::: Supplied data :::
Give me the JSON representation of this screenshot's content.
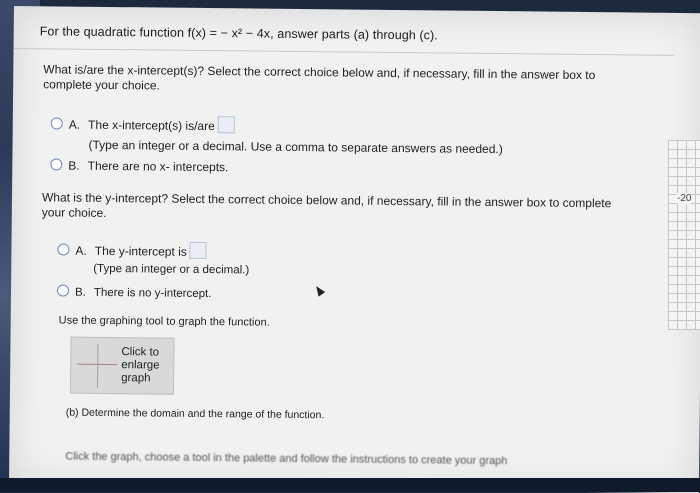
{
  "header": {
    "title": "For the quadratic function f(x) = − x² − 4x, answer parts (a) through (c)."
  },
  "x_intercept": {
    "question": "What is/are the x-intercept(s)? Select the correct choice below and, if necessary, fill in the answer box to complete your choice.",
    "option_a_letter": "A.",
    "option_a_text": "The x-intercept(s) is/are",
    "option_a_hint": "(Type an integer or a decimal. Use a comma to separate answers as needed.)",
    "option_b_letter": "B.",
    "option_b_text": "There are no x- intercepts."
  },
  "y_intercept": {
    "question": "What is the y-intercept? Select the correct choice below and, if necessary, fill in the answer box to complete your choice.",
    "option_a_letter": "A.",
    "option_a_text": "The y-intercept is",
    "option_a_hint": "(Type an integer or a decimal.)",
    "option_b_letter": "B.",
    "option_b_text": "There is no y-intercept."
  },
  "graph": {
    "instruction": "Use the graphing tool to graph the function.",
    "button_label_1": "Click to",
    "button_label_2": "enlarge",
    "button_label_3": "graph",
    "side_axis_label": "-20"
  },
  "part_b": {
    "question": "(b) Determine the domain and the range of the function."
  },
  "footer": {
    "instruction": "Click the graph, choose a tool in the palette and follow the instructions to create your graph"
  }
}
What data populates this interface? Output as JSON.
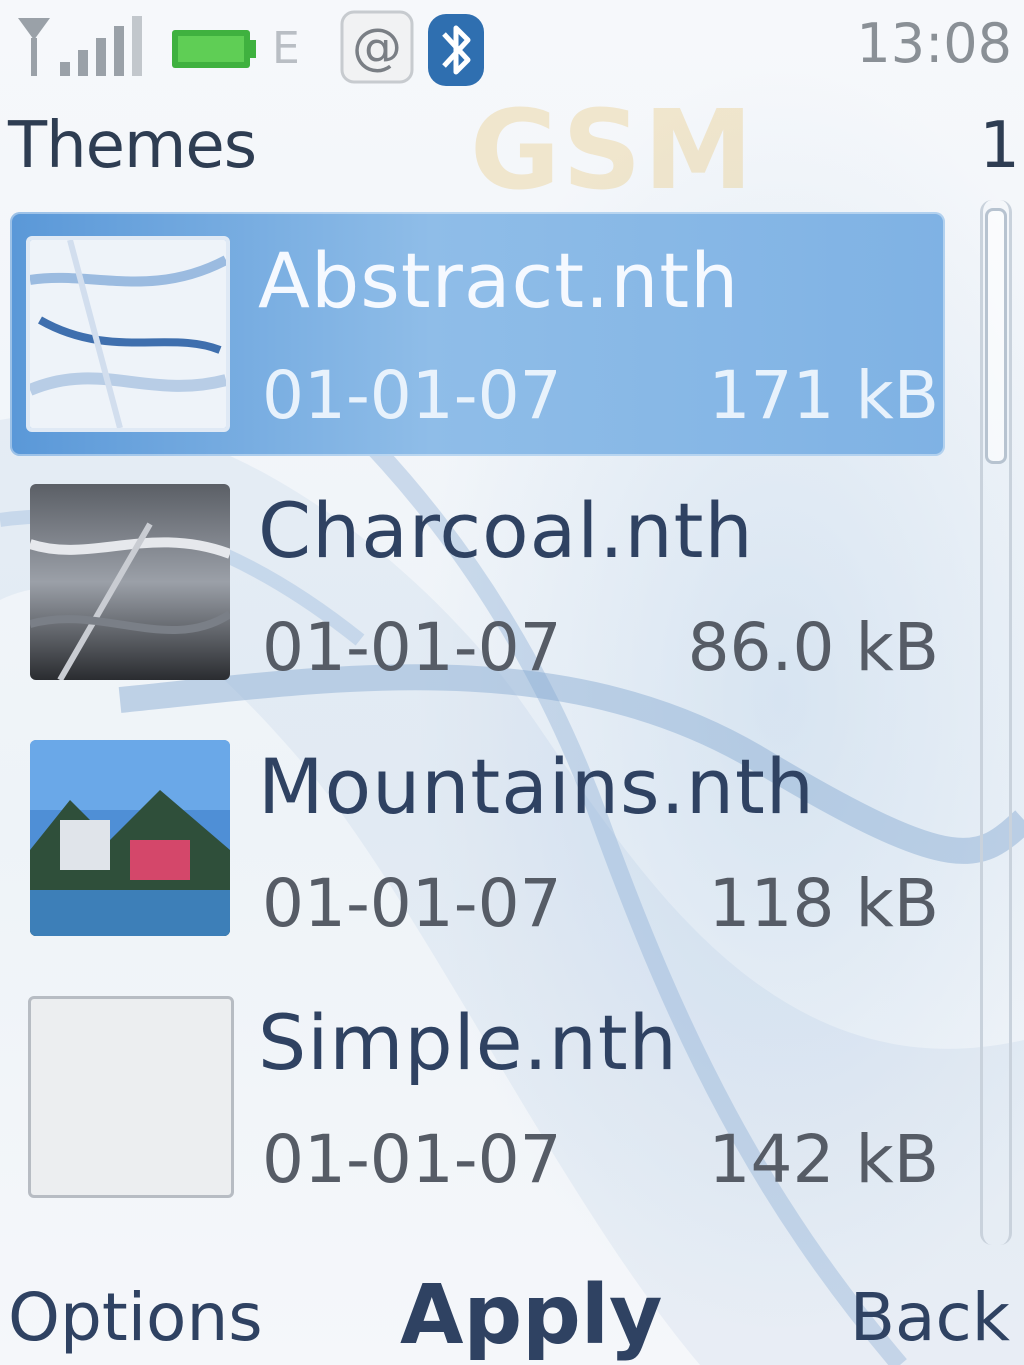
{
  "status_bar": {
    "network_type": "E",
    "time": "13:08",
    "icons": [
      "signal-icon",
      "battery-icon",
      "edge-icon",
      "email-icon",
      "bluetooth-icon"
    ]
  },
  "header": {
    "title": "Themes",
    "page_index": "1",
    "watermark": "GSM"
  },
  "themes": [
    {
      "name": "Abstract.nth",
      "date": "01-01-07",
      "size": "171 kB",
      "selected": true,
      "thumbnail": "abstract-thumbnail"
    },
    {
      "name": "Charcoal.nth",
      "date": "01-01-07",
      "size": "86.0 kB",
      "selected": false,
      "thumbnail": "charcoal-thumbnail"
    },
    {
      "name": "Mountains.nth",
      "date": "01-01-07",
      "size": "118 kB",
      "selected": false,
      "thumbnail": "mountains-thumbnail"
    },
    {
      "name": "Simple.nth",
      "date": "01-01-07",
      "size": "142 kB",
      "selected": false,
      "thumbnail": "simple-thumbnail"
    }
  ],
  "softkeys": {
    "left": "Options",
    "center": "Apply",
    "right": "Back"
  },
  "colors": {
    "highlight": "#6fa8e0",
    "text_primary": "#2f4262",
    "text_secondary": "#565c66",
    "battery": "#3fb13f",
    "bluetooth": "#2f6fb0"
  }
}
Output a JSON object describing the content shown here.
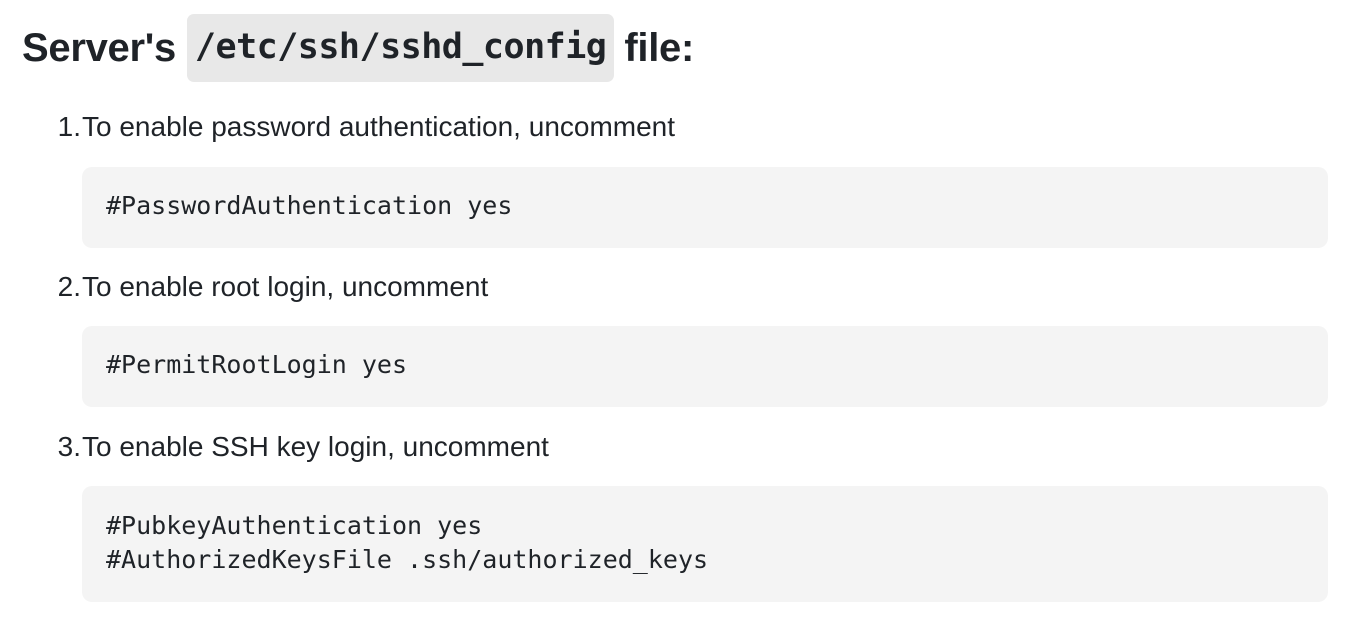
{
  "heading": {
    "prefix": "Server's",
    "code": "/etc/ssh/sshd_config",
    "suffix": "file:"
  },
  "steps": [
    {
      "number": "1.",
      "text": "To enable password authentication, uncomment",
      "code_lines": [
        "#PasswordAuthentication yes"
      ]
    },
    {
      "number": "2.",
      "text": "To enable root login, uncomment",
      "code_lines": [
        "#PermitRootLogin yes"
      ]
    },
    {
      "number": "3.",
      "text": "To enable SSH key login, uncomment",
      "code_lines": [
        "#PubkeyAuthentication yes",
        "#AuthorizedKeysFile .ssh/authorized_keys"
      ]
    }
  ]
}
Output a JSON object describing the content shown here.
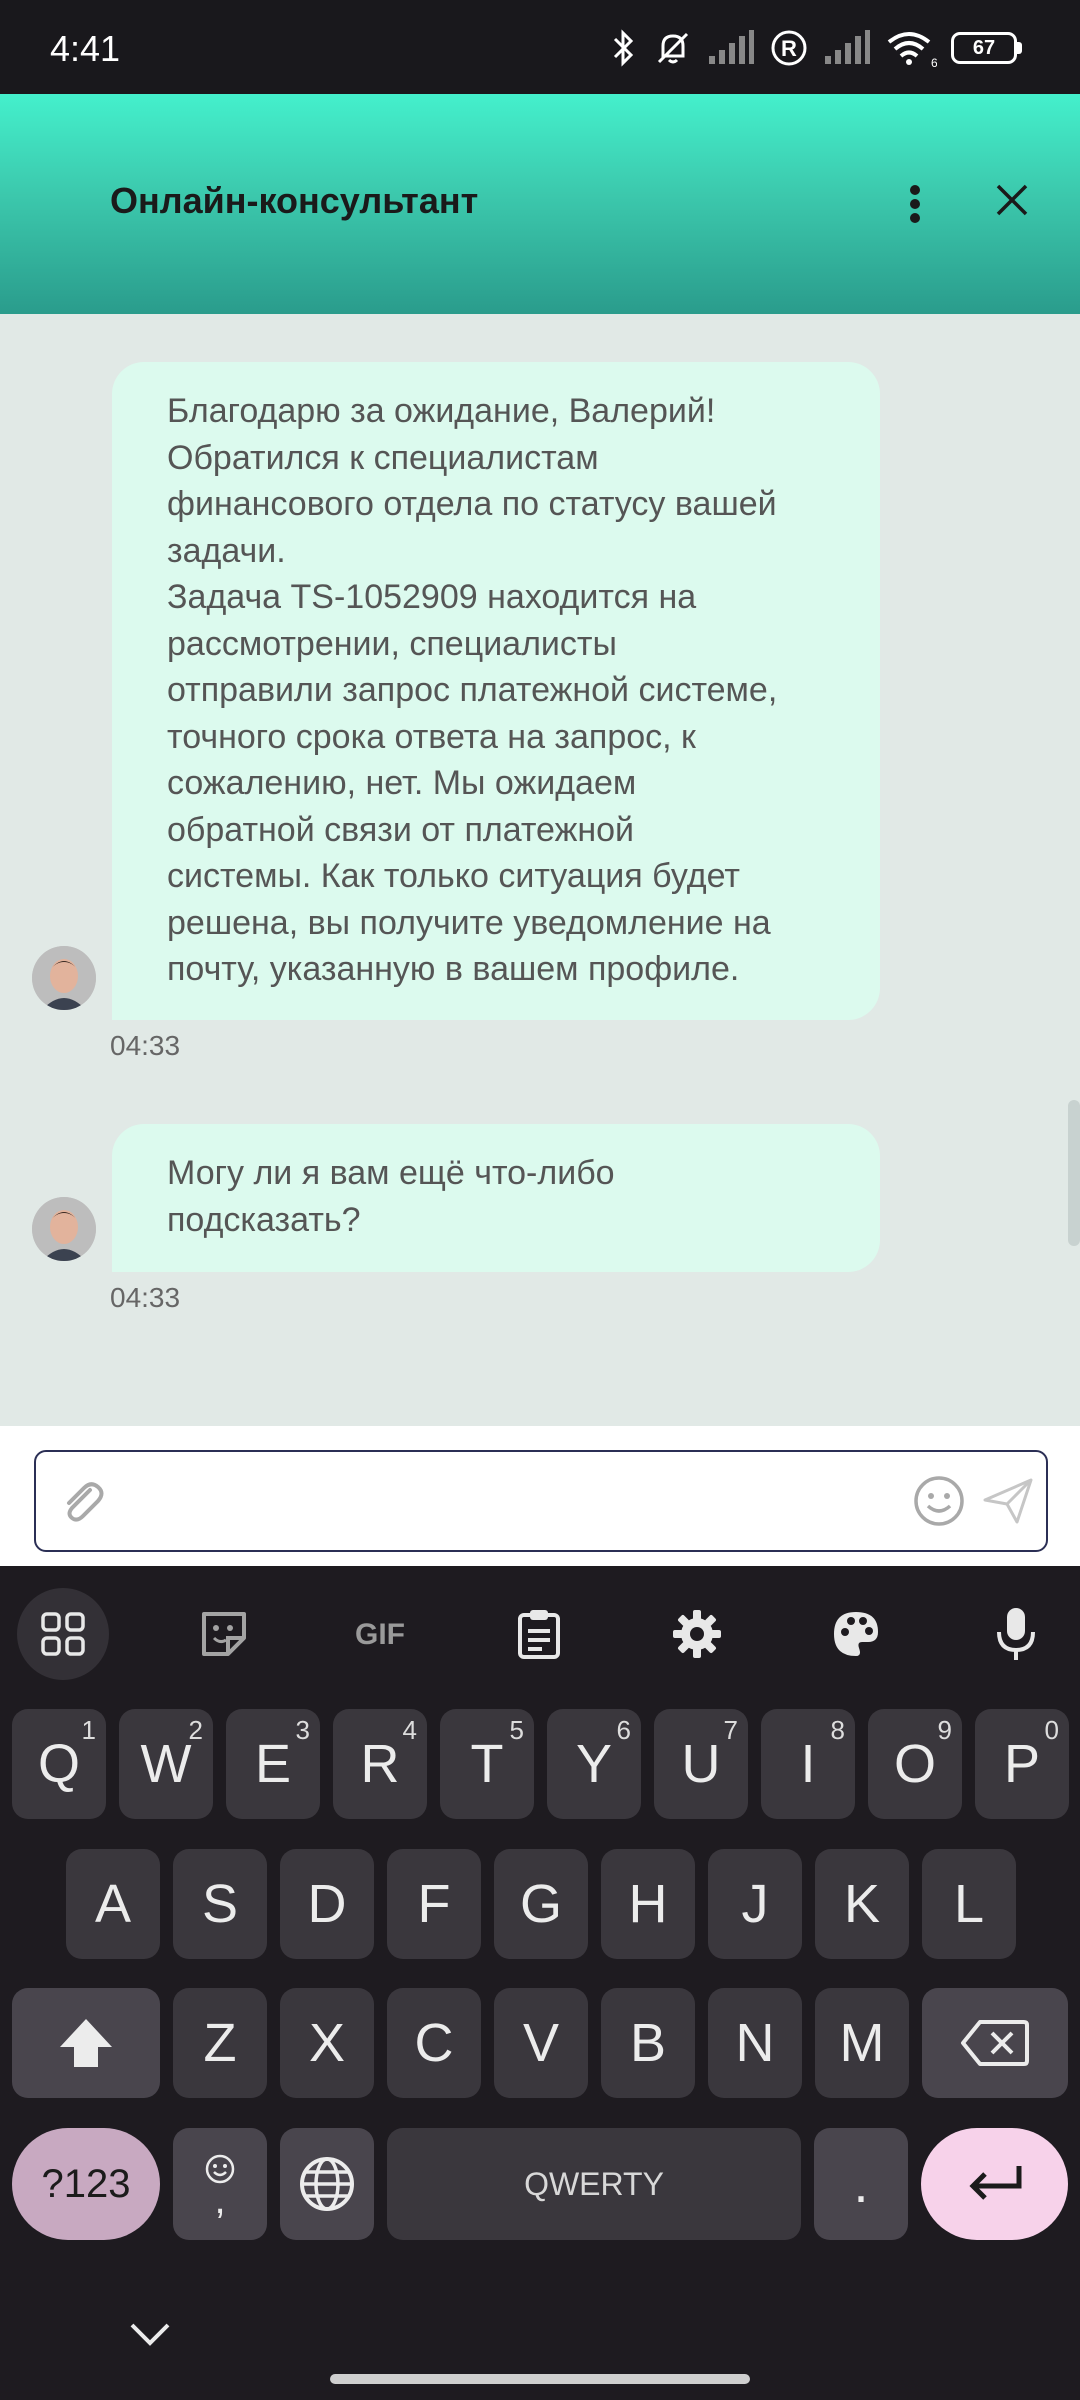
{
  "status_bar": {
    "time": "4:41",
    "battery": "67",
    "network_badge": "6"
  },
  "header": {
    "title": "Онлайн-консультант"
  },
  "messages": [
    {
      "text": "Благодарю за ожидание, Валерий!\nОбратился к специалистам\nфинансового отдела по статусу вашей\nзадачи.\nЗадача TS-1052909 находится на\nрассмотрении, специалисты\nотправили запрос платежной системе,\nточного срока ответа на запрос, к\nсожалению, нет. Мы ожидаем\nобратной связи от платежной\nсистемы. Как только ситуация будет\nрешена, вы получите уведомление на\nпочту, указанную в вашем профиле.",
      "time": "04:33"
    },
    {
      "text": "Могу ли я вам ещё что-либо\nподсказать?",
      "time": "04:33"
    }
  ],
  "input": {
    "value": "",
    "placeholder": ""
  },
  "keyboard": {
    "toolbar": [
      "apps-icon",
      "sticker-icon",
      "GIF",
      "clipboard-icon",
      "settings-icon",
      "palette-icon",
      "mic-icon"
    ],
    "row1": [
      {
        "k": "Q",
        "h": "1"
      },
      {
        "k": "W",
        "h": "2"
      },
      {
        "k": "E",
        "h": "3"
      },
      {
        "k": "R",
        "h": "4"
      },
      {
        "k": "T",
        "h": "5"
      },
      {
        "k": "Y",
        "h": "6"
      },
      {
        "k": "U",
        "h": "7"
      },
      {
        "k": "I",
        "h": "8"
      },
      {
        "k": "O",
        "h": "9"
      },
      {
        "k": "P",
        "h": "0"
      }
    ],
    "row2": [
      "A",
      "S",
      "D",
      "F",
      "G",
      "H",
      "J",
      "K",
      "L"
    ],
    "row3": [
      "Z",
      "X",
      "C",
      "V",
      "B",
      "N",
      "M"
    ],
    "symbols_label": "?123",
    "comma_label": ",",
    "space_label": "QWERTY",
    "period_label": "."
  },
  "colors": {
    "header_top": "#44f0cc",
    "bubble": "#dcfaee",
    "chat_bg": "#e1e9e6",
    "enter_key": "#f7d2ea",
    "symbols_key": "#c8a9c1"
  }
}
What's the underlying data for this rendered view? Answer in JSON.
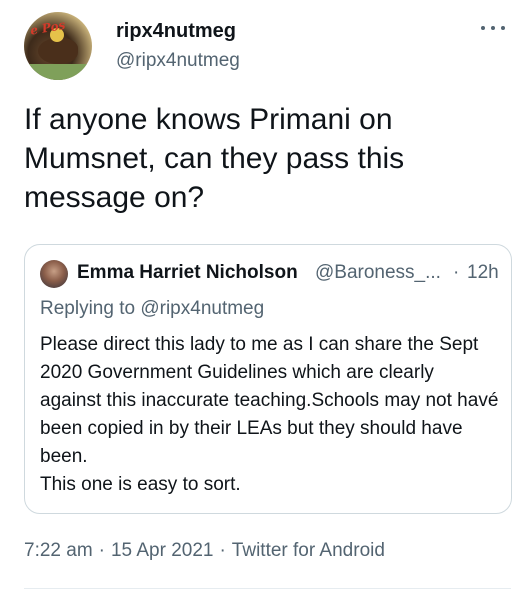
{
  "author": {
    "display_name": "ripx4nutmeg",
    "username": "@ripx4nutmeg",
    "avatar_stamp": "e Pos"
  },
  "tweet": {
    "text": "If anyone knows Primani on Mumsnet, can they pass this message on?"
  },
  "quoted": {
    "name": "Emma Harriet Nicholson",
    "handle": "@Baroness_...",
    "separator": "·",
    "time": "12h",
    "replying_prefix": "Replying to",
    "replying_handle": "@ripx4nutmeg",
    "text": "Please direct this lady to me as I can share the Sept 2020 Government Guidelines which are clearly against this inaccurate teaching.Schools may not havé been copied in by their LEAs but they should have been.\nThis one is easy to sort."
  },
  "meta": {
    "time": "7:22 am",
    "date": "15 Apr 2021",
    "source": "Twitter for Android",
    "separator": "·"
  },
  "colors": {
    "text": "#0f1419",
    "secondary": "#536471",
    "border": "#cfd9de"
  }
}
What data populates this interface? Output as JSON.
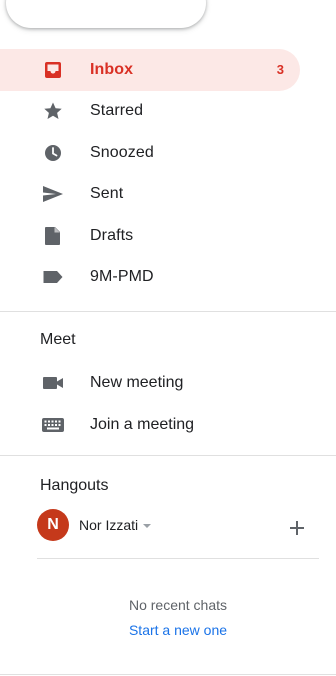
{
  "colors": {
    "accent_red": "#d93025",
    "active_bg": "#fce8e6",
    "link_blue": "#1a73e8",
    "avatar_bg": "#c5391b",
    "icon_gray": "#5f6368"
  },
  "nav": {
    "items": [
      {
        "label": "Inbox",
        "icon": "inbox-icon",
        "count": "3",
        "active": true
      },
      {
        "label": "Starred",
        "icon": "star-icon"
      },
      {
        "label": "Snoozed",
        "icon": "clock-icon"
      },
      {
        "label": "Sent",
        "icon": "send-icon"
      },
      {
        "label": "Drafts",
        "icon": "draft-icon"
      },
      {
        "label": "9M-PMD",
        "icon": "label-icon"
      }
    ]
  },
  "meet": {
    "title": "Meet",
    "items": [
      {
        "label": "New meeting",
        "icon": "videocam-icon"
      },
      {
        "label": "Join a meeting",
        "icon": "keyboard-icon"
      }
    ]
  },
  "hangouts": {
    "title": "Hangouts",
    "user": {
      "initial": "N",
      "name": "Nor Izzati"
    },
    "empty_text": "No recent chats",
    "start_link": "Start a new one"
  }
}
:::
- _What the exercise asks_:
Which lines hold the word "title"? Return all of them from the records above.

- _Exercise solution_:
    "title": "For the quadratic function f(x) = − x² − 4x, answer parts (a) through (c)."
    "title": "Themes",
    "title": "Онлайн-консультант"
    "title": "Meet",
    "title": "Hangouts",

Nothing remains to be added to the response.